# [Your task]
For the entries that follow, produce an exact copy with no pictures in it.

Page image transcription data:
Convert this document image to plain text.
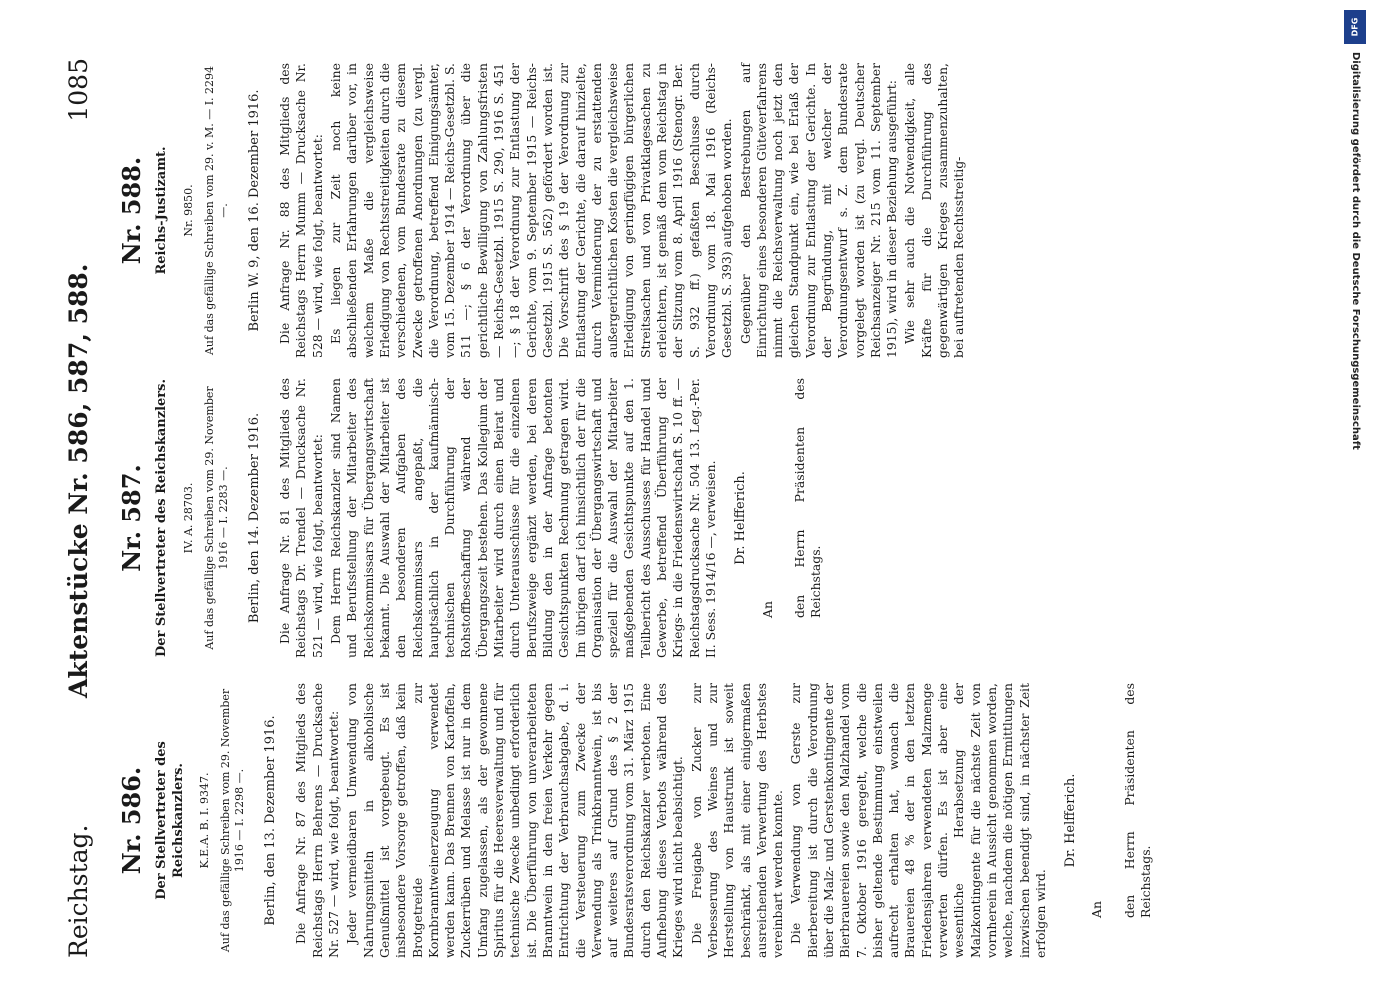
Reichstag.
Aktenstücke Nr. 586, 587, 588.
1085
Nr. 586. Der Stellvertreter des Reichskanzlers. K.E.A. B. I. 9347. Auf das gefällige Schreiben vom 29. November 1916 — I. 2298 —. Berlin, den 13. Dezember 1916. Die Anfrage Nr. 87 des Mitglieds des Reichstags Herrn Behrens — Drucksache Nr. 527 — wird, wie folgt, beantwortet: Jeder vermeidbaren Umwendung von Nahrungsmitteln in alkoholische Genußmittel ist vorgebeugt. Es ist insbesondere Vorsorge getroffen, daß kein Brotgetreide zur Kornbranntweinerzeugung verwendet werden kann. Das Brennen von Kartoffeln, Zuckerrüben und Melasse ist nur in dem Umfang zugelassen, als der gewonnene Spiritus für die Heeresverwaltung und für technische Zwecke unbedingt erforderlich ist. Die Überführung von unverarbeiteten Branntwein in den freien Verkehr gegen Entrichtung der Verbrauchsabgabe, d. i. die Versteuerung zum Zwecke der Verwendung als Trinkbranntwein, ist bis auf weiteres auf Grund des § 2 der Bundesratsverordnung vom 31. März 1915 durch den Reichskanzler verboten. Eine Aufhebung dieses Verbots während des Krieges wird nicht beabsichtigt. Die Freigabe von Zucker zur Verbesserung des Weines und zur Herstellung von Haustrunk ist soweit beschränkt, als mit einer einigermaßen ausreichenden Verwertung des Herbstes vereinbart werden konnte. Die Verwendung von Gerste zur Bierbereitung ist durch die Verordnung über die Malz- und Gerstenkontingente der Bierbrauereien sowie den Malzhandel vom 7. Oktober 1916 geregelt, welche die bisher geltende Bestimmung einstweilen aufrecht erhalten hat, wonach die Brauereien 48 % der in den letzten Friedensjahren verwendeten Malzmenge verwerten dürfen. Es ist aber eine wesentliche Herabsetzung der Malzkontingente für die nächste Zeit von vornherein in Aussicht genommen worden, welche, nachdem die nötigen Ermittlungen inzwischen beendigt sind, in nächster Zeit erfolgen wird.

Dr. Helfferich.
An den Herrn Präsidenten des Reichstags.
Nr. 587. Der Stellvertreter des Reichskanzlers. IV. A. 28703. Auf das gefällige Schreiben vom 29. November 1916 — I. 2283 —. Berlin, den 14. Dezember 1916. Die Anfrage Nr. 81 des Mitglieds des Reichstags Dr. Trendel — Drucksache Nr. 521 — wird, wie folgt, beantwortet: Dem Herrn Reichskanzler sind Namen und Berufsstellung der Mitarbeiter des Reichskommissars für Übergangswirtschaft bekannt. Die Auswahl der Mitarbeiter ist den besonderen Aufgaben des Reichskommissars angepaßt, die hauptsächlich in der kaufmännisch-technischen Durchführung der Rohstoffbeschaffung während der Übergangszeit bestehen. Das Kollegium der Mitarbeiter wird durch einen Beirat und durch Unterausschüsse für die einzelnen Berufszweige ergänzt werden, bei deren Bildung den in der Anfrage betonten Gesichtspunkten Rechnung getragen wird. Im übrigen darf ich hinsichtlich der für die Organisation der Übergangswirtschaft und speziell für die Auswahl der Mitarbeiter maßgebenden Gesichtspunkte auf den 1. Teilbericht des Ausschusses für Handel und Gewerbe, betreffend Überführung der Kriegs- in die Friedenswirtschaft S. 10 ff. — Reichstagsdrucksache Nr. 504 13. Leg.-Per. II. Sess. 1914/16 —, verweisen. Dr. Helfferich.
An den Herrn Präsidenten des Reichstags.
Nr. 588. Reichs-Justizamt. Nr. 9850. Auf das gefällige Schreiben vom 29. v. M. — I. 2294 —. Berlin W. 9, den 16. Dezember 1916. Die Anfrage Nr. 88 des Mitglieds des Reichstags Herrn Mumm — Drucksache Nr. 528 — wird, wie folgt, beantwortet: Es liegen zur Zeit noch keine abschließenden Erfahrungen darüber vor, in welchem Maße die vergleichsweise Erledigung von Rechtsstreitigkeiten durch die verschiedenen, vom Bundesrate zu diesem Zwecke getroffenen Anordnungen (zu vergl. die Verordnung, betreffend Einigungsämter, vom 15. Dezember 1914 — Reichs-Gesetzbl. S. 511 —; § 6 der Verordnung über die gerichtliche Bewilligung von Zahlungsfristen — Reichs-Gesetzbl. 1915 S. 290, 1916 S. 451 —; § 18 der Verordnung zur Entlastung der Gerichte, vom 9. September 1915 — Reichs-Gesetzbl. 1915 S. 562) gefördert worden ist. Die Vorschrift des § 19 der Verordnung zur Entlastung der Gerichte, die darauf hinzielte, durch Verminderung der zu erstattenden außergerichtlichen Kosten die vergleichsweise Erledigung von geringfügigen bürgerlichen Streitsachen und von Privatklagesachen zu erleichtern, ist gemäß dem vom Reichstag in der Sitzung vom 8. April 1916 (Stenogr. Ber. S. 932 ff.) gefaßten Beschlusse durch Verordnung vom 18. Mai 1916 (Reichs-Gesetzbl. S. 393) aufgehoben worden. Gegenüber den Bestrebungen auf Einrichtung eines besonderen Güteverfahrens nimmt die Reichsverwaltung noch jetzt den gleichen Standpunkt ein, wie bei Erlaß der Verordnung zur Entlastung der Gerichte. In der Begründung, mit welcher der Verordnungsentwurf s. Z. dem Bundesrate vorgelegt worden ist (zu vergl. Deutscher Reichsanzeiger Nr. 215 vom 11. September 1915), wird in dieser Beziehung ausgeführt: Wie sehr auch die Notwendigkeit, alle Kräfte für die Durchführung des gegenwärtigen Krieges zusammenzuhalten, bei auftretenden Rechtsstreitig-

DFG
Digitalisierung gefördert durch die Deutsche Forschungsgemeinschaft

# [Response below]
Convert this document image to plain text.
Reichstag.
Aktenstücke Nr. 586, 587, 588.
1085
Nr. 586. Der Stellvertreter des Reichskanzlers. K.E.A. B. I. 9347. Auf das gefällige Schreiben vom 29. November 1916 — I. 2298 —. Berlin, den 13. Dezember 1916. Die Anfrage Nr. 87 des Mitglieds des Reichstags Herrn Behrens — Drucksache Nr. 527 — wird, wie folgt, beantwortet: Jeder vermeidbaren Umwendung von Nahrungsmitteln in alkoholische Genußmittel ist vorgebeugt. Es ist insbesondere Vorsorge getroffen, daß kein Brotgetreide zur Kornbranntweinerzeugung verwendet werden kann. Das Brennen von Kartoffeln, Zuckerrüben und Melasse ist nur in dem Umfang zugelassen, als der gewonnene Spiritus für die Heeresverwaltung und für technische Zwecke unbedingt erforderlich ist. Die Überführung von unverarbeiteten Branntwein in den freien Verkehr gegen Entrichtung der Verbrauchsabgabe, d. i. die Versteuerung zum Zwecke der Verwendung als Trinkbranntwein, ist bis auf weiteres auf Grund des § 2 der Bundesratsverordnung vom 31. März 1915 durch den Reichskanzler verboten. Eine Aufhebung dieses Verbots während des Krieges wird nicht beabsichtigt. Die Freigabe von Zucker zur Verbesserung des Weines und zur Herstellung von Haustrunk ist soweit beschränkt, als mit einer einigermaßen ausreichenden Verwertung des Herbstes vereinbart werden konnte. Die Verwendung von Gerste zur Bierbereitung ist durch die Verordnung über die Malz- und Gerstenkontingente der Bierbrauereien sowie den Malzhandel vom 7. Oktober 1916 geregelt, welche die bisher geltende Bestimmung einstweilen aufrecht erhalten hat, wonach die Brauereien 48 % der in den letzten Friedensjahren verwendeten Malzmenge verwerten dürfen. Es ist aber eine wesentliche Herabsetzung der Malzkontingente für die nächste Zeit von vornherein in Aussicht genommen worden, welche, nachdem die nötigen Ermittlungen inzwischen beendigt sind, in nächster Zeit erfolgen wird.

Dr. Helfferich.
An den Herrn Präsidenten des Reichstags.
Nr. 587. Der Stellvertreter des Reichskanzlers. IV. A. 28703. Auf das gefällige Schreiben vom 29. November 1916 — I. 2283 —. Berlin, den 14. Dezember 1916. Die Anfrage Nr. 81 des Mitglieds des Reichstags Dr. Trendel — Drucksache Nr. 521 — wird, wie folgt, beantwortet: Dem Herrn Reichskanzler sind Namen und Berufsstellung der Mitarbeiter des Reichskommissars für Übergangswirtschaft bekannt. Die Auswahl der Mitarbeiter ist den besonderen Aufgaben des Reichskommissars angepaßt, die hauptsächlich in der kaufmännisch-technischen Durchführung der Rohstoffbeschaffung während der Übergangszeit bestehen. Das Kollegium der Mitarbeiter wird durch einen Beirat und durch Unterausschüsse für die einzelnen Berufszweige ergänzt werden, bei deren Bildung den in der Anfrage betonten Gesichtspunkten Rechnung getragen wird. Im übrigen darf ich hinsichtlich der für die Organisation der Übergangswirtschaft und speziell für die Auswahl der Mitarbeiter maßgebenden Gesichtspunkte auf den 1. Teilbericht des Ausschusses für Handel und Gewerbe, betreffend Überführung der Kriegs- in die Friedenswirtschaft S. 10 ff. — Reichstagsdrucksache Nr. 504 13. Leg.-Per. II. Sess. 1914/16 —, verweisen. Dr. Helfferich.
An den Herrn Präsidenten des Reichstags.
Nr. 588. Reichs-Justizamt. Nr. 9850. Auf das gefällige Schreiben vom 29. v. M. — I. 2294 —. Berlin W. 9, den 16. Dezember 1916. Die Anfrage Nr. 88 des Mitglieds des Reichstags Herrn Mumm — Drucksache Nr. 528 — wird, wie folgt, beantwortet: Es liegen zur Zeit noch keine abschließenden Erfahrungen darüber vor, in welchem Maße die vergleichsweise Erledigung von Rechtsstreitigkeiten durch die verschiedenen, vom Bundesrate zu diesem Zwecke getroffenen Anordnungen (zu vergl. die Verordnung, betreffend Einigungsämter, vom 15. Dezember 1914 — Reichs-Gesetzbl. S. 511 —; § 6 der Verordnung über die gerichtliche Bewilligung von Zahlungsfristen — Reichs-Gesetzbl. 1915 S. 290, 1916 S. 451 —; § 18 der Verordnung zur Entlastung der Gerichte, vom 9. September 1915 — Reichs-Gesetzbl. 1915 S. 562) gefördert worden ist. Die Vorschrift des § 19 der Verordnung zur Entlastung der Gerichte, die darauf hinzielte, durch Verminderung der zu erstattenden außergerichtlichen Kosten die vergleichsweise Erledigung von geringfügigen bürgerlichen Streitsachen und von Privatklagesachen zu erleichtern, ist gemäß dem vom Reichstag in der Sitzung vom 8. April 1916 (Stenogr. Ber. S. 932 ff.) gefaßten Beschlusse durch Verordnung vom 18. Mai 1916 (Reichs-Gesetzbl. S. 393) aufgehoben worden. Gegenüber den Bestrebungen auf Einrichtung eines besonderen Güteverfahrens nimmt die Reichsverwaltung noch jetzt den gleichen Standpunkt ein, wie bei Erlaß der Verordnung zur Entlastung der Gerichte. In der Begründung, mit welcher der Verordnungsentwurf s. Z. dem Bundesrate vorgelegt worden ist (zu vergl. Deutscher Reichsanzeiger Nr. 215 vom 11. September 1915), wird in dieser Beziehung ausgeführt: Wie sehr auch die Notwendigkeit, alle Kräfte für die Durchführung des gegenwärtigen Krieges zusammenzuhalten, bei auftretenden Rechtsstreitig-

DFG
Digitalisierung gefördert durch die Deutsche Forschungsgemeinschaft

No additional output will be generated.